## Your task
Set down all of the data that follows word for word, without the images.

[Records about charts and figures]
****************

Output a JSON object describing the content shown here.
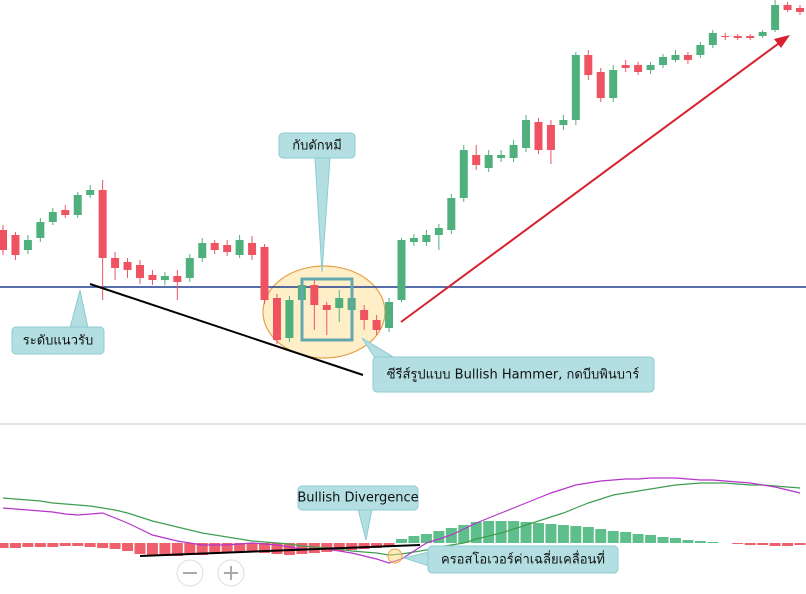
{
  "chart_data": [
    {
      "type": "candlestick",
      "up_color": "#4fb07e",
      "down_color": "#ef5362",
      "ylim": [
        0,
        430
      ],
      "support_level": 143,
      "support_color": "#1f3f8f",
      "open": [
        200,
        195,
        180,
        192,
        208,
        220,
        215,
        235,
        240,
        172,
        168,
        165,
        155,
        150,
        154,
        152,
        172,
        187,
        185,
        175,
        187,
        183,
        132,
        92,
        130,
        145,
        125,
        122,
        120,
        120,
        110,
        102,
        130,
        188,
        188,
        195,
        200,
        232,
        275,
        262,
        272,
        272,
        282,
        308,
        305,
        305,
        310,
        375,
        358,
        332,
        365,
        365,
        360,
        365,
        370,
        375,
        375,
        385,
        394,
        394,
        394,
        394,
        400,
        425,
        422
      ],
      "high": [
        205,
        198,
        195,
        212,
        222,
        225,
        238,
        245,
        250,
        178,
        172,
        170,
        160,
        158,
        160,
        176,
        192,
        190,
        190,
        195,
        194,
        186,
        136,
        134,
        150,
        150,
        128,
        140,
        135,
        125,
        115,
        132,
        192,
        196,
        200,
        206,
        236,
        285,
        285,
        280,
        280,
        290,
        315,
        312,
        310,
        315,
        378,
        380,
        362,
        365,
        370,
        368,
        368,
        376,
        380,
        378,
        388,
        400,
        397,
        396,
        396,
        400,
        430,
        428,
        425
      ],
      "low": [
        175,
        170,
        176,
        188,
        205,
        212,
        212,
        232,
        130,
        150,
        152,
        146,
        145,
        145,
        130,
        148,
        168,
        176,
        174,
        172,
        170,
        126,
        86,
        88,
        100,
        100,
        95,
        108,
        105,
        100,
        95,
        98,
        128,
        184,
        184,
        180,
        196,
        228,
        260,
        258,
        268,
        268,
        278,
        276,
        266,
        300,
        305,
        350,
        328,
        328,
        358,
        355,
        356,
        362,
        368,
        366,
        372,
        382,
        390,
        390,
        390,
        392,
        398,
        418,
        415
      ],
      "close": [
        180,
        175,
        190,
        208,
        218,
        215,
        235,
        240,
        172,
        162,
        160,
        152,
        150,
        154,
        148,
        172,
        187,
        180,
        178,
        190,
        175,
        130,
        90,
        130,
        145,
        125,
        120,
        132,
        132,
        110,
        100,
        128,
        190,
        192,
        195,
        202,
        232,
        280,
        265,
        275,
        275,
        285,
        310,
        280,
        280,
        310,
        375,
        355,
        332,
        360,
        362,
        358,
        365,
        373,
        375,
        370,
        385,
        397,
        393,
        392,
        392,
        398,
        425,
        420,
        418
      ],
      "annotations": [
        "กับดักหมี",
        "ระดับแนวรับ",
        "ซีรีส์รูปแบบ Bullish Hammer, กดบีบพินบาร์"
      ]
    },
    {
      "type": "macd",
      "ylim": [
        -51,
        118
      ],
      "histogram_up_color": "#5fbf8c",
      "histogram_down_color": "#f0606c",
      "macd_color": "#b535c8",
      "signal_color": "#3f9f50",
      "histogram": [
        -5,
        -5,
        -4,
        -4,
        -4,
        -3,
        -3,
        -4,
        -5,
        -6,
        -8,
        -11,
        -12,
        -13,
        -13,
        -12,
        -12,
        -11,
        -10,
        -9,
        -9,
        -10,
        -11,
        -12,
        -11,
        -10,
        -9,
        -8,
        -7,
        -6,
        -5,
        -4,
        4,
        7,
        9,
        12,
        15,
        18,
        21,
        22,
        22,
        22,
        21,
        20,
        19,
        18,
        17,
        16,
        14,
        12,
        11,
        9,
        8,
        6,
        5,
        3,
        2,
        1,
        0,
        -1,
        -2,
        -2,
        -3,
        -3,
        -2
      ],
      "macd": [
        35,
        34,
        33,
        32,
        31,
        29,
        28,
        29,
        30,
        25,
        20,
        14,
        8,
        5,
        2,
        0,
        -2,
        -2,
        -2,
        -1,
        0,
        -1,
        -2,
        -4,
        -6,
        -6,
        -6,
        -8,
        -10,
        -13,
        -16,
        -20,
        -16,
        -8,
        0,
        4,
        8,
        14,
        20,
        25,
        30,
        35,
        40,
        45,
        50,
        54,
        58,
        60,
        62,
        63,
        64,
        64,
        65,
        65,
        65,
        64,
        63,
        63,
        62,
        61,
        60,
        58,
        56,
        53,
        50
      ],
      "signal": [
        45,
        44,
        43,
        42,
        40,
        39,
        38,
        37,
        35,
        33,
        30,
        26,
        22,
        19,
        16,
        13,
        10,
        8,
        6,
        4,
        2,
        1,
        0,
        -1,
        -3,
        -4,
        -5,
        -6,
        -8,
        -9,
        -10,
        -12,
        -11,
        -9,
        -7,
        -4,
        -2,
        0,
        4,
        7,
        10,
        14,
        18,
        22,
        26,
        30,
        35,
        40,
        44,
        48,
        50,
        52,
        54,
        56,
        58,
        59,
        60,
        60,
        60,
        59,
        58,
        58,
        57,
        56,
        55
      ],
      "annotations": [
        "Bullish Divergence",
        "ครอสโอเวอร์ค่าเฉลี่ยเคลื่อนที่"
      ]
    }
  ]
}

****************

## Finished exercise
Output a JSON object describing the content shown here.
{
  "chart_data": [
    {
      "type": "candlestick",
      "up_color": "#4fb07e",
      "down_color": "#ef5362",
      "ylim": [
        0,
        430
      ],
      "support_level": 143,
      "support_color": "#1f3f8f",
      "open": [
        200,
        195,
        180,
        192,
        208,
        220,
        215,
        235,
        240,
        172,
        168,
        165,
        155,
        150,
        154,
        152,
        172,
        187,
        185,
        175,
        187,
        183,
        132,
        92,
        130,
        145,
        125,
        122,
        120,
        120,
        110,
        102,
        130,
        188,
        188,
        195,
        200,
        232,
        275,
        262,
        272,
        272,
        282,
        308,
        305,
        305,
        310,
        375,
        358,
        332,
        365,
        365,
        360,
        365,
        370,
        375,
        375,
        385,
        394,
        394,
        394,
        394,
        400,
        425,
        422
      ],
      "high": [
        205,
        198,
        195,
        212,
        222,
        225,
        238,
        245,
        250,
        178,
        172,
        170,
        160,
        158,
        160,
        176,
        192,
        190,
        190,
        195,
        194,
        186,
        136,
        134,
        150,
        150,
        128,
        140,
        135,
        125,
        115,
        132,
        192,
        196,
        200,
        206,
        236,
        285,
        285,
        280,
        280,
        290,
        315,
        312,
        310,
        315,
        378,
        380,
        362,
        365,
        370,
        368,
        368,
        376,
        380,
        378,
        388,
        400,
        397,
        396,
        396,
        400,
        430,
        428,
        425
      ],
      "low": [
        175,
        170,
        176,
        188,
        205,
        212,
        212,
        232,
        130,
        150,
        152,
        146,
        145,
        145,
        130,
        148,
        168,
        176,
        174,
        172,
        170,
        126,
        86,
        88,
        100,
        100,
        95,
        108,
        105,
        100,
        95,
        98,
        128,
        184,
        184,
        180,
        196,
        228,
        260,
        258,
        268,
        268,
        278,
        276,
        266,
        300,
        305,
        350,
        328,
        328,
        358,
        355,
        356,
        362,
        368,
        366,
        372,
        382,
        390,
        390,
        390,
        392,
        398,
        418,
        415
      ],
      "close": [
        180,
        175,
        190,
        208,
        218,
        215,
        235,
        240,
        172,
        162,
        160,
        152,
        150,
        154,
        148,
        172,
        187,
        180,
        178,
        190,
        175,
        130,
        90,
        130,
        145,
        125,
        120,
        132,
        132,
        110,
        100,
        128,
        190,
        192,
        195,
        202,
        232,
        280,
        265,
        275,
        275,
        285,
        310,
        280,
        280,
        310,
        375,
        355,
        332,
        360,
        362,
        358,
        365,
        373,
        375,
        370,
        385,
        397,
        393,
        392,
        392,
        398,
        425,
        420,
        418
      ],
      "annotations": [
        "กับดักหมี",
        "ระดับแนวรับ",
        "ซีรีส์รูปแบบ Bullish Hammer, กดบีบพินบาร์"
      ]
    },
    {
      "type": "macd",
      "ylim": [
        -51,
        118
      ],
      "histogram_up_color": "#5fbf8c",
      "histogram_down_color": "#f0606c",
      "macd_color": "#b535c8",
      "signal_color": "#3f9f50",
      "histogram": [
        -5,
        -5,
        -4,
        -4,
        -4,
        -3,
        -3,
        -4,
        -5,
        -6,
        -8,
        -11,
        -12,
        -13,
        -13,
        -12,
        -12,
        -11,
        -10,
        -9,
        -9,
        -10,
        -11,
        -12,
        -11,
        -10,
        -9,
        -8,
        -7,
        -6,
        -5,
        -4,
        4,
        7,
        9,
        12,
        15,
        18,
        21,
        22,
        22,
        22,
        21,
        20,
        19,
        18,
        17,
        16,
        14,
        12,
        11,
        9,
        8,
        6,
        5,
        3,
        2,
        1,
        0,
        -1,
        -2,
        -2,
        -3,
        -3,
        -2
      ],
      "macd": [
        35,
        34,
        33,
        32,
        31,
        29,
        28,
        29,
        30,
        25,
        20,
        14,
        8,
        5,
        2,
        0,
        -2,
        -2,
        -2,
        -1,
        0,
        -1,
        -2,
        -4,
        -6,
        -6,
        -6,
        -8,
        -10,
        -13,
        -16,
        -20,
        -16,
        -8,
        0,
        4,
        8,
        14,
        20,
        25,
        30,
        35,
        40,
        45,
        50,
        54,
        58,
        60,
        62,
        63,
        64,
        64,
        65,
        65,
        65,
        64,
        63,
        63,
        62,
        61,
        60,
        58,
        56,
        53,
        50
      ],
      "signal": [
        45,
        44,
        43,
        42,
        40,
        39,
        38,
        37,
        35,
        33,
        30,
        26,
        22,
        19,
        16,
        13,
        10,
        8,
        6,
        4,
        2,
        1,
        0,
        -1,
        -3,
        -4,
        -5,
        -6,
        -8,
        -9,
        -10,
        -12,
        -11,
        -9,
        -7,
        -4,
        -2,
        0,
        4,
        7,
        10,
        14,
        18,
        22,
        26,
        30,
        35,
        40,
        44,
        48,
        50,
        52,
        54,
        56,
        58,
        59,
        60,
        60,
        60,
        59,
        58,
        58,
        57,
        56,
        55
      ],
      "annotations": [
        "Bullish Divergence",
        "ครอสโอเวอร์ค่าเฉลี่ยเคลื่อนที่"
      ]
    }
  ]
}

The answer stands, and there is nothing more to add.